:: SET PROBLEM ::
In the listing below, locate the lines that hold "Outer" and copy them.

Stored entries:
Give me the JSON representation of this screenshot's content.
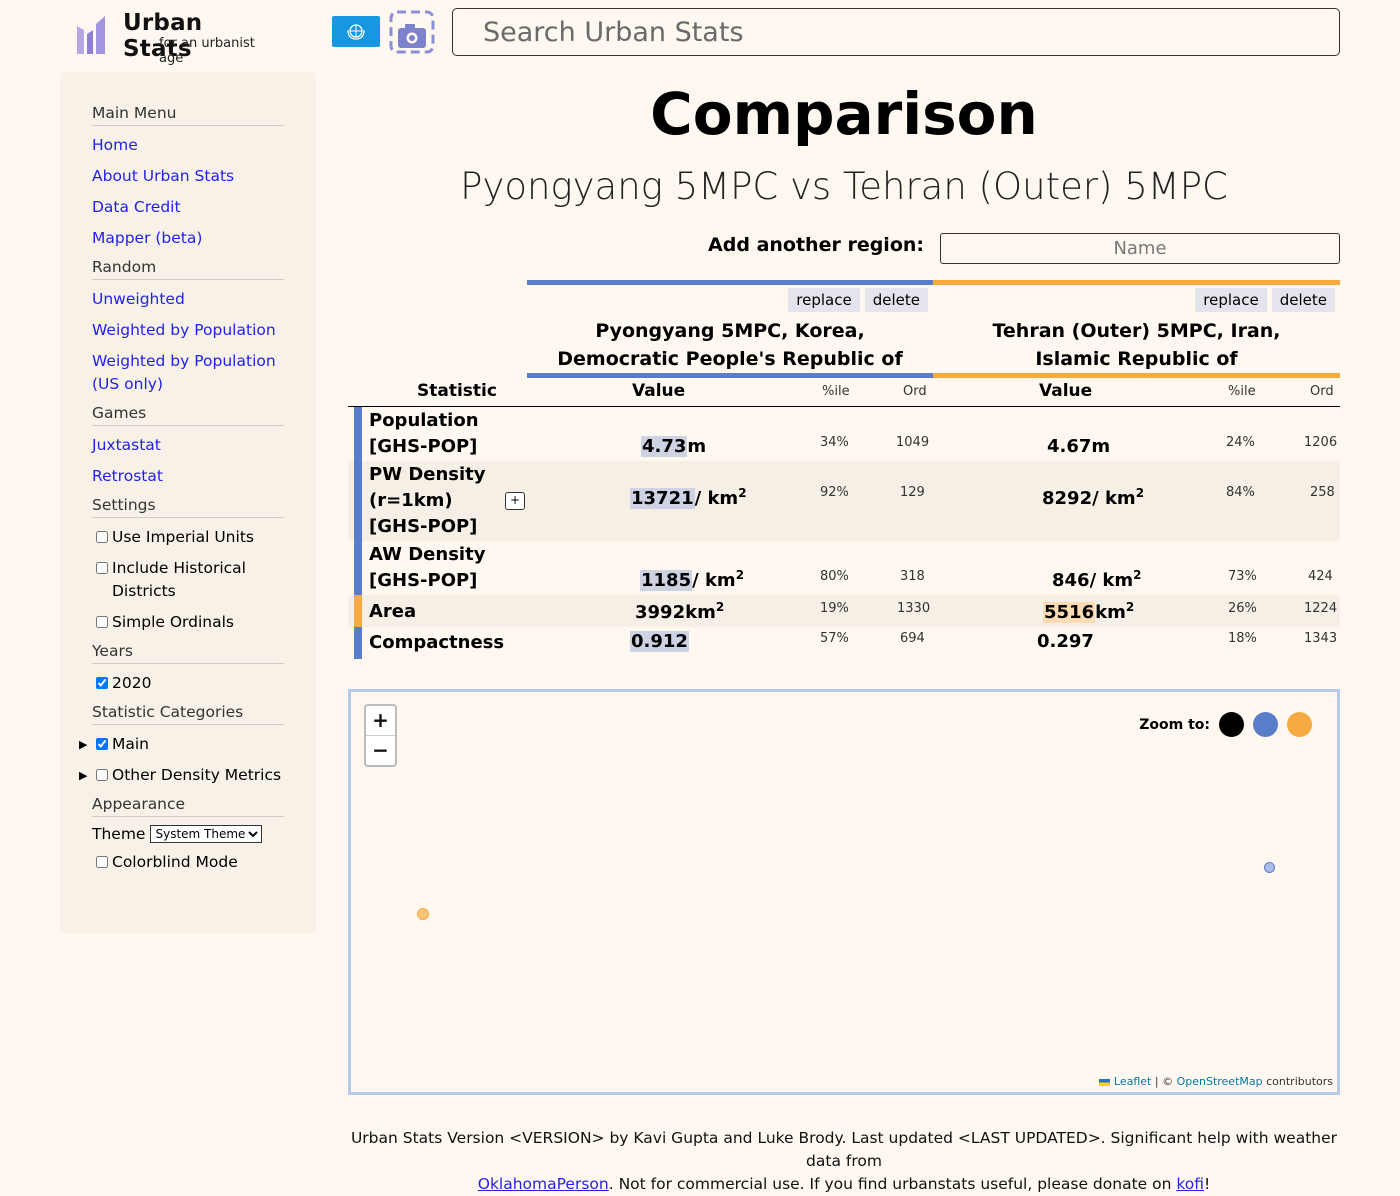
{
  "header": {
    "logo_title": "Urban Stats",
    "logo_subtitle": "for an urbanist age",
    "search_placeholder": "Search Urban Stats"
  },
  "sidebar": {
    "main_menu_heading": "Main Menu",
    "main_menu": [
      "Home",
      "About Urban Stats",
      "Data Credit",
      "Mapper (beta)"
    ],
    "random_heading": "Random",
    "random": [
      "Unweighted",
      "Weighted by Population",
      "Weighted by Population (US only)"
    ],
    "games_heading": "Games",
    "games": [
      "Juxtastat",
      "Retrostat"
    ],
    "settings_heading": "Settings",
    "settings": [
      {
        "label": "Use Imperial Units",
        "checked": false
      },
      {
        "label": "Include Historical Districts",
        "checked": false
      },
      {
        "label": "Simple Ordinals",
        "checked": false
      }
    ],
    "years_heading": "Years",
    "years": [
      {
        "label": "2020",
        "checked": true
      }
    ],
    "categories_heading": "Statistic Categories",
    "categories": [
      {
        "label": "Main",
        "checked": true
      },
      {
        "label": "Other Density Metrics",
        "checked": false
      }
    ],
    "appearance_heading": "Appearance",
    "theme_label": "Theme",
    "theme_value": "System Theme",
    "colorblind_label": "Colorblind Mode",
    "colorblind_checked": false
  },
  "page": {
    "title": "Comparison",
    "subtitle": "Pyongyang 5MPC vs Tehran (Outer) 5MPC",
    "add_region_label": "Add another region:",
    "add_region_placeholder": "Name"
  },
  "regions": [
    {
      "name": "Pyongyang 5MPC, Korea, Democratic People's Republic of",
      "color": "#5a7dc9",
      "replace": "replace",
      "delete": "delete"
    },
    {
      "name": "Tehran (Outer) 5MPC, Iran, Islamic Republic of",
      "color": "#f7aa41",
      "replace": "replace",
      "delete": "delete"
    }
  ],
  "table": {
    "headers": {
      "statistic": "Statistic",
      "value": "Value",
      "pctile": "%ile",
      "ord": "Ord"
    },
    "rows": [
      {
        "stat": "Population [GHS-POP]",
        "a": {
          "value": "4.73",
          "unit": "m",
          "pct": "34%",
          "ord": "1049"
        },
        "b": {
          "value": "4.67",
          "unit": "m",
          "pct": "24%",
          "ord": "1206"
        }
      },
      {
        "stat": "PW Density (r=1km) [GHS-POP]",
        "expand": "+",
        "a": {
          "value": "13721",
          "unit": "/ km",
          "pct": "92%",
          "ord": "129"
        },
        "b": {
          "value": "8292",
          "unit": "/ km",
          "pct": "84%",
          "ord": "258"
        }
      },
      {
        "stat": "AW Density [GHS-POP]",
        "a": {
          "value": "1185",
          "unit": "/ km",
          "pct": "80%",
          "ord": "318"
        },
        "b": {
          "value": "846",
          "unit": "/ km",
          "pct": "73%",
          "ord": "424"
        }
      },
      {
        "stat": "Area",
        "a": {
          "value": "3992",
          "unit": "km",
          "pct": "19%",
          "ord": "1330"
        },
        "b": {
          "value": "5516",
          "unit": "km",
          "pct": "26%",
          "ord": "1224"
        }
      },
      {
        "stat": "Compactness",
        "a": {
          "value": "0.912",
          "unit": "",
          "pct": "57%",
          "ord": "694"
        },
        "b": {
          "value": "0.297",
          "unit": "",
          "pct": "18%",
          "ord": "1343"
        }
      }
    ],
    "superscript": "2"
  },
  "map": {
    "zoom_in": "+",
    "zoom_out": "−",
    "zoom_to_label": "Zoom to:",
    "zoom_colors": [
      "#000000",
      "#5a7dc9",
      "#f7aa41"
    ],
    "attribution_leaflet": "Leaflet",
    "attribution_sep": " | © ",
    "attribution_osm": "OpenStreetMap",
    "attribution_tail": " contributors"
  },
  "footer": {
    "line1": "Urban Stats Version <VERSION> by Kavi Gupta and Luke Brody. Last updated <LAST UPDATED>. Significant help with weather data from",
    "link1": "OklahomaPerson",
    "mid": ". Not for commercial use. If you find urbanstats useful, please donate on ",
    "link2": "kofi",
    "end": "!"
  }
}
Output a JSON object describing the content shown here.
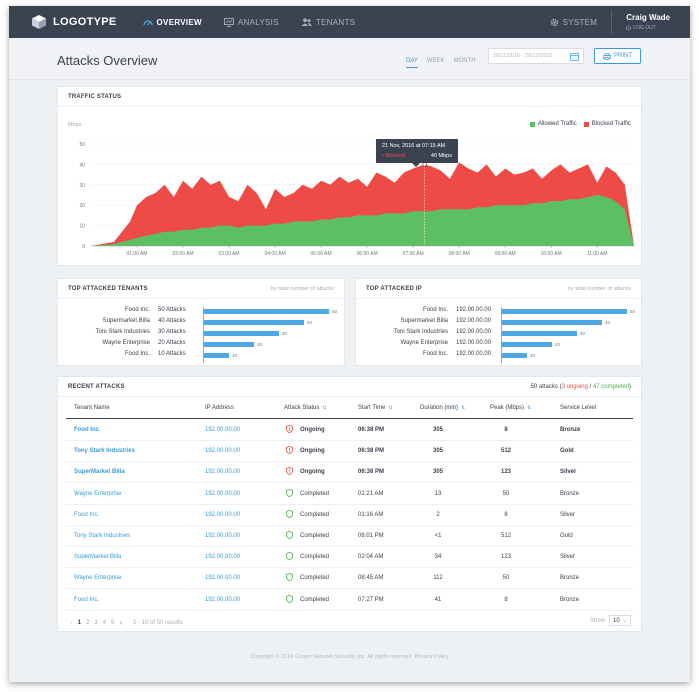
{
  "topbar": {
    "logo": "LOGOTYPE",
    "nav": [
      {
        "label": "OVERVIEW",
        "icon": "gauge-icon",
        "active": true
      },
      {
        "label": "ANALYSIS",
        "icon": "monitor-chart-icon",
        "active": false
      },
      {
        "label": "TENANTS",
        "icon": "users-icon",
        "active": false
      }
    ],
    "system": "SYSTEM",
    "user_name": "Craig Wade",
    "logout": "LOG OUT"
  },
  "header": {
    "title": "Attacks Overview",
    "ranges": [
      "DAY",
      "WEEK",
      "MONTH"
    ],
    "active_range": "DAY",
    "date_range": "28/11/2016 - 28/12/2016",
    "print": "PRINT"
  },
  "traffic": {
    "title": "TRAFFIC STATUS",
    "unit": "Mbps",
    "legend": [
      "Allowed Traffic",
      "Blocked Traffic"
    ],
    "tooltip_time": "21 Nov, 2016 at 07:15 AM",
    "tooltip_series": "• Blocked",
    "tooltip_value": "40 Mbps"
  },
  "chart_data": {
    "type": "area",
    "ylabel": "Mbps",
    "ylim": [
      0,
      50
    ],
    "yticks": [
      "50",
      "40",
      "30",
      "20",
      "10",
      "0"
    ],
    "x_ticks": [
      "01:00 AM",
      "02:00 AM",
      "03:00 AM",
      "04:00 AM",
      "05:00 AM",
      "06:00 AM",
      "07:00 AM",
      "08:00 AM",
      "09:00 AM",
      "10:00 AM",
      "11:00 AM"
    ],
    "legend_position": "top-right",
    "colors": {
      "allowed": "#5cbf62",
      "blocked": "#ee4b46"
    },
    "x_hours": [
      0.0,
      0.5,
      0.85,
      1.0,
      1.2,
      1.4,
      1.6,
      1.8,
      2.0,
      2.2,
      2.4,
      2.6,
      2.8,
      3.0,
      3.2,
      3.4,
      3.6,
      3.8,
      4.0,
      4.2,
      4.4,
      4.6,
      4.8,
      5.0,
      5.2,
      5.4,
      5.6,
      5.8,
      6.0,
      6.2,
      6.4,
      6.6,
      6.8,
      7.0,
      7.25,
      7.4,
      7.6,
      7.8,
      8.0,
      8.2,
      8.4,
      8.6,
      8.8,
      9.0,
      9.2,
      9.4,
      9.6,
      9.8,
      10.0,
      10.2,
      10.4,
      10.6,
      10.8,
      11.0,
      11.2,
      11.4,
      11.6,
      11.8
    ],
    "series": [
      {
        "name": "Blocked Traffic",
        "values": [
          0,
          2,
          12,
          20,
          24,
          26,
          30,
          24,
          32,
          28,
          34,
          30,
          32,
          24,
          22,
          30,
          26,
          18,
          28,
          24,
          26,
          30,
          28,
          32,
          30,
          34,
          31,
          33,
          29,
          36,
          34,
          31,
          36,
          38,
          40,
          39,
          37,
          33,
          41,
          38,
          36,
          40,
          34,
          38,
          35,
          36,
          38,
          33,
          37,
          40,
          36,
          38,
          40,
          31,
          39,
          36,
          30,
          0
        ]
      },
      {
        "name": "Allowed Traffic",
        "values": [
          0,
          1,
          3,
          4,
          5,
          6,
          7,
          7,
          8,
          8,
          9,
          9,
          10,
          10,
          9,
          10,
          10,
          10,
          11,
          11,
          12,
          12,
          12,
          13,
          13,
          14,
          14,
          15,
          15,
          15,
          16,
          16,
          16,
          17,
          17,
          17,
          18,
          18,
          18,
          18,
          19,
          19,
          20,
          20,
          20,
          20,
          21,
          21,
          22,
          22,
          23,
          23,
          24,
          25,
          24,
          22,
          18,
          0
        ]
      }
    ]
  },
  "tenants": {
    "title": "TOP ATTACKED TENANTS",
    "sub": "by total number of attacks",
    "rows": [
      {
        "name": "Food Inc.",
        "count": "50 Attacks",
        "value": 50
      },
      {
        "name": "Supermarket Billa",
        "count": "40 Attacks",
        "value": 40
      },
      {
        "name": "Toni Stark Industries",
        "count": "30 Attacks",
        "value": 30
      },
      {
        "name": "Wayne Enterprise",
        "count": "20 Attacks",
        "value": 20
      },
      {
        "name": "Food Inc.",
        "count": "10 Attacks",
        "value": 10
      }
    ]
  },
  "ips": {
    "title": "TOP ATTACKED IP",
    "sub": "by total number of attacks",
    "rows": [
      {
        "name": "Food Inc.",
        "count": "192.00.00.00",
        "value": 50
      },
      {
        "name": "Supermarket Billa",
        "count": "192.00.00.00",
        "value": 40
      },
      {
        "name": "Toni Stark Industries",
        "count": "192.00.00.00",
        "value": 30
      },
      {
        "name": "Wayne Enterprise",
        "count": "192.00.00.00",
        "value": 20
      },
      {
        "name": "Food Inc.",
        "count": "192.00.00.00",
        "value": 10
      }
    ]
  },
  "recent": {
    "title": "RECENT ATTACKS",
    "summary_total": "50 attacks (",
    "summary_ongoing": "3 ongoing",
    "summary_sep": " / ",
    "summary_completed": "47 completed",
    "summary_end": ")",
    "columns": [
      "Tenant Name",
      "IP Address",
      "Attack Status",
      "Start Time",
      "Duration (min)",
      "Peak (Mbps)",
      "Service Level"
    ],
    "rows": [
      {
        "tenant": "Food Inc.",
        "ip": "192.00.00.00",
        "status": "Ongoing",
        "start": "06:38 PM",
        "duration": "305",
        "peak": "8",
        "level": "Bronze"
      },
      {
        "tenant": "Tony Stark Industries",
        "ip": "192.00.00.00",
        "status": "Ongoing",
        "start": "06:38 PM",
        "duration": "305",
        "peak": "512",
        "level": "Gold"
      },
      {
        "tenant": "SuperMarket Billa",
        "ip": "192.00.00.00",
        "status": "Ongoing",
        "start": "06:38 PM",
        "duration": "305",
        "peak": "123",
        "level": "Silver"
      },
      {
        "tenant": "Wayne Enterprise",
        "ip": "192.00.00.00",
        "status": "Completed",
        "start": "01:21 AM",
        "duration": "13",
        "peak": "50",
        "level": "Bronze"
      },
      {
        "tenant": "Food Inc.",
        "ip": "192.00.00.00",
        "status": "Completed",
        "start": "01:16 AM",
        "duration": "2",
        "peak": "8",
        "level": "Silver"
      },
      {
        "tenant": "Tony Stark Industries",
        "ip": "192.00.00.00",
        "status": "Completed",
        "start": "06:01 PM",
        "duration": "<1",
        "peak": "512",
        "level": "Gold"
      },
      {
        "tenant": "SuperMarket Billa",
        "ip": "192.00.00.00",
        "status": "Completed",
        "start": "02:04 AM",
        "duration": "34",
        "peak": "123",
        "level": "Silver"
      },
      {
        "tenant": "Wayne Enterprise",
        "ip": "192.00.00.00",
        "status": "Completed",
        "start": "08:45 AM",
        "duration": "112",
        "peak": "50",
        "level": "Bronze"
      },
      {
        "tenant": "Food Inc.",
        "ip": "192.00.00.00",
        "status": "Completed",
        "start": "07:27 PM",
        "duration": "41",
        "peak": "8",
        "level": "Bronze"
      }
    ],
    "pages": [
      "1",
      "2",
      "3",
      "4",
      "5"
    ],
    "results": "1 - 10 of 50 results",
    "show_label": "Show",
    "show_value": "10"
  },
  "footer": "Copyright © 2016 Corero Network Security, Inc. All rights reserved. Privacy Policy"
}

:: COMPLETED EXERCISE ::
    "subtitle": "Pyongyang 5MPC vs Tehran (Outer) 5MPC",
      "name": "Tehran (Outer) 5MPC, Iran, Islamic Republic of",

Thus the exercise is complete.